AIM: Skip the images and copy each record exactly as written.

PROVIDED DATA:
— START —
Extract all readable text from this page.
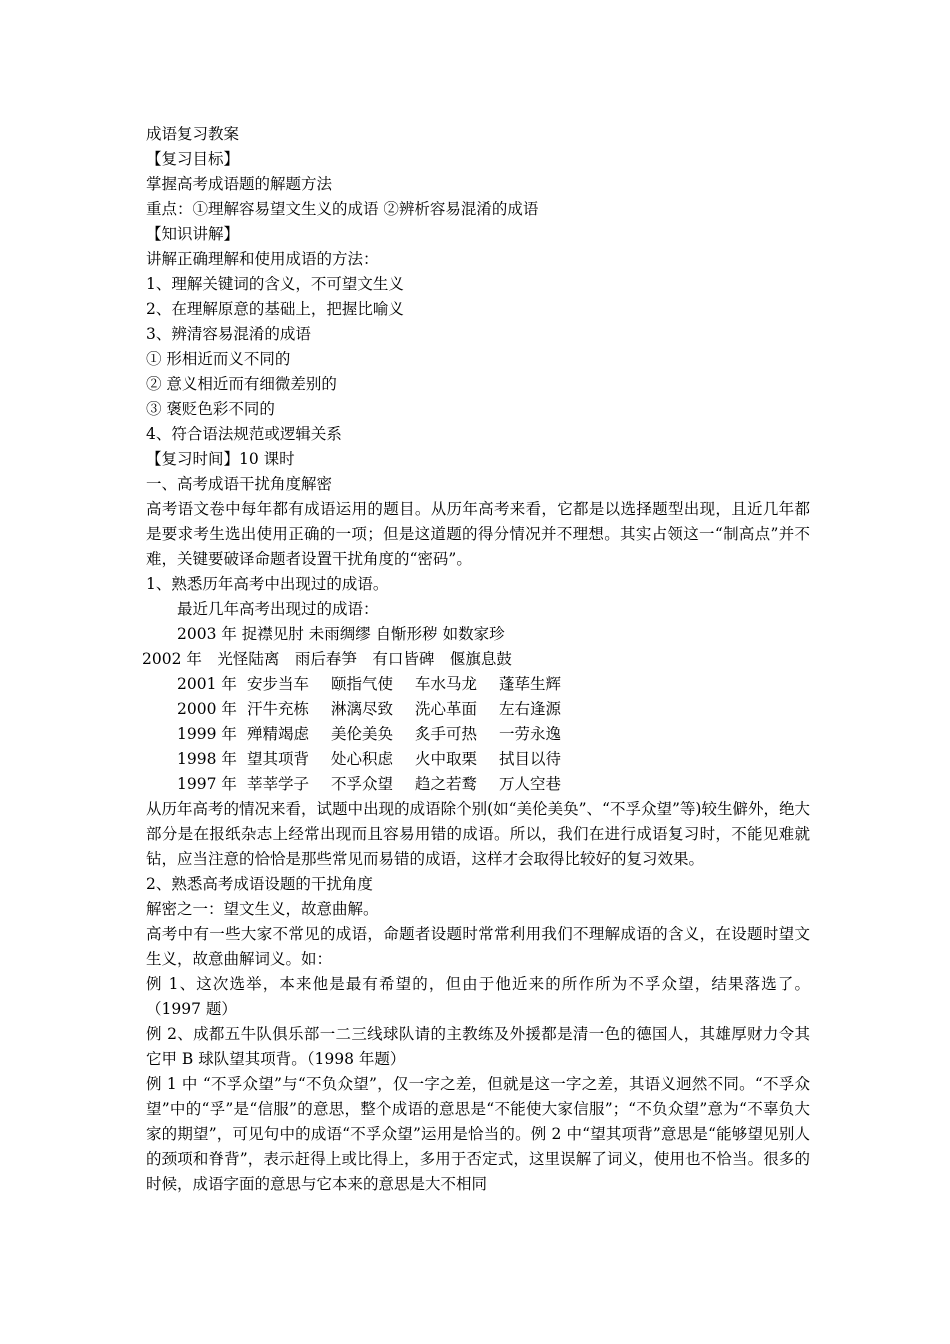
成语复习教案
【复习目标】
掌握高考成语题的解题方法
重点：①理解容易望文生义的成语 ②辨析容易混淆的成语
【知识讲解】
讲解正确理解和使用成语的方法：
1、理解关键词的含义，不可望文生义
2、在理解原意的基础上，把握比喻义
3、辨清容易混淆的成语
① 形相近而义不同的
② 意义相近而有细微差别的
③ 褒贬色彩不同的
4、符合语法规范或逻辑关系
【复习时间】10 课时
一、高考成语干扰角度解密
高考语文卷中每年都有成语运用的题目。从历年高考来看，它都是以选择题型出现，且近几年都是要求考生选出使用正确的一项；但是这道题的得分情况并不理想。其实占领这一“制高点”并不难，关键要破译命题者设置干扰角度的“密码”。
1、熟悉历年高考中出现过的成语。
最近几年高考出现过的成语：
2003 年 捉襟见肘 未雨绸缪 自惭形秽 如数家珍
2002 年　光怪陆离　雨后春笋　有口皆碑　偃旗息鼓
2001 年 安步当车 颐指气使 车水马龙 蓬荜生辉
2000 年 汗牛充栋 淋漓尽致 洗心革面 左右逢源
1999 年 殚精竭虑 美伦美奂 炙手可热 一劳永逸
1998 年 望其项背 处心积虑 火中取栗 拭目以待
1997 年 莘莘学子 不孚众望 趋之若鹜 万人空巷
从历年高考的情况来看，试题中出现的成语除个别(如“美伦美奂”、“不孚众望”等)较生僻外，绝大部分是在报纸杂志上经常出现而且容易用错的成语。所以，我们在进行成语复习时，不能见难就钻，应当注意的恰恰是那些常见而易错的成语，这样才会取得比较好的复习效果。
2、熟悉高考成语设题的干扰角度
解密之一：望文生义，故意曲解。
高考中有一些大家不常见的成语，命题者设题时常常利用我们不理解成语的含义，在设题时望文生义，故意曲解词义。如：
例 1、这次选举，本来他是最有希望的，但由于他近来的所作所为不孚众望，结果落选了。（1997 题）
例 2、成都五牛队俱乐部一二三线球队请的主教练及外援都是清一色的德国人，其雄厚财力令其它甲 B 球队望其项背。（1998 年题）
例 1 中 “不孚众望”与“不负众望”，仅一字之差，但就是这一字之差，其语义迥然不同。“不孚众望”中的“孚”是“信服”的意思，整个成语的意思是“不能使大家信服”；“不负众望”意为“不辜负大家的期望”，可见句中的成语“不孚众望”运用是恰当的。例 2 中“望其项背”意思是“能够望见别人的颈项和脊背”，表示赶得上或比得上，多用于否定式，这里误解了词义，使用也不恰当。很多的时候，成语字面的意思与它本来的意思是大不相同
— END —
ANSWER BELOW:
Extract all readable text from this page.
成语复习教案
【复习目标】
掌握高考成语题的解题方法
重点：①理解容易望文生义的成语 ②辨析容易混淆的成语
【知识讲解】
讲解正确理解和使用成语的方法：
1、理解关键词的含义，不可望文生义
2、在理解原意的基础上，把握比喻义
3、辨清容易混淆的成语
① 形相近而义不同的
② 意义相近而有细微差别的
③ 褒贬色彩不同的
4、符合语法规范或逻辑关系
【复习时间】10 课时
一、高考成语干扰角度解密
高考语文卷中每年都有成语运用的题目。从历年高考来看，它都是以选择题型出现，且近几年都是要求考生选出使用正确的一项；但是这道题的得分情况并不理想。其实占领这一“制高点”并不难，关键要破译命题者设置干扰角度的“密码”。
1、熟悉历年高考中出现过的成语。
最近几年高考出现过的成语：
2003 年 捉襟见肘 未雨绸缪 自惭形秽 如数家珍
2002 年　光怪陆离　雨后春笋　有口皆碑　偃旗息鼓
2001 年 安步当车 颐指气使 车水马龙 蓬荜生辉
2000 年 汗牛充栋 淋漓尽致 洗心革面 左右逢源
1999 年 殚精竭虑 美伦美奂 炙手可热 一劳永逸
1998 年 望其项背 处心积虑 火中取栗 拭目以待
1997 年 莘莘学子 不孚众望 趋之若鹜 万人空巷
从历年高考的情况来看，试题中出现的成语除个别(如“美伦美奂”、“不孚众望”等)较生僻外，绝大部分是在报纸杂志上经常出现而且容易用错的成语。所以，我们在进行成语复习时，不能见难就钻，应当注意的恰恰是那些常见而易错的成语，这样才会取得比较好的复习效果。
2、熟悉高考成语设题的干扰角度
解密之一：望文生义，故意曲解。
高考中有一些大家不常见的成语，命题者设题时常常利用我们不理解成语的含义，在设题时望文生义，故意曲解词义。如：
例 1、这次选举，本来他是最有希望的，但由于他近来的所作所为不孚众望，结果落选了。（1997 题）
例 2、成都五牛队俱乐部一二三线球队请的主教练及外援都是清一色的德国人，其雄厚财力令其它甲 B 球队望其项背。（1998 年题）
例 1 中 “不孚众望”与“不负众望”，仅一字之差，但就是这一字之差，其语义迥然不同。“不孚众望”中的“孚”是“信服”的意思，整个成语的意思是“不能使大家信服”；“不负众望”意为“不辜负大家的期望”，可见句中的成语“不孚众望”运用是恰当的。例 2 中“望其项背”意思是“能够望见别人的颈项和脊背”，表示赶得上或比得上，多用于否定式，这里误解了词义，使用也不恰当。很多的时候，成语字面的意思与它本来的意思是大不相同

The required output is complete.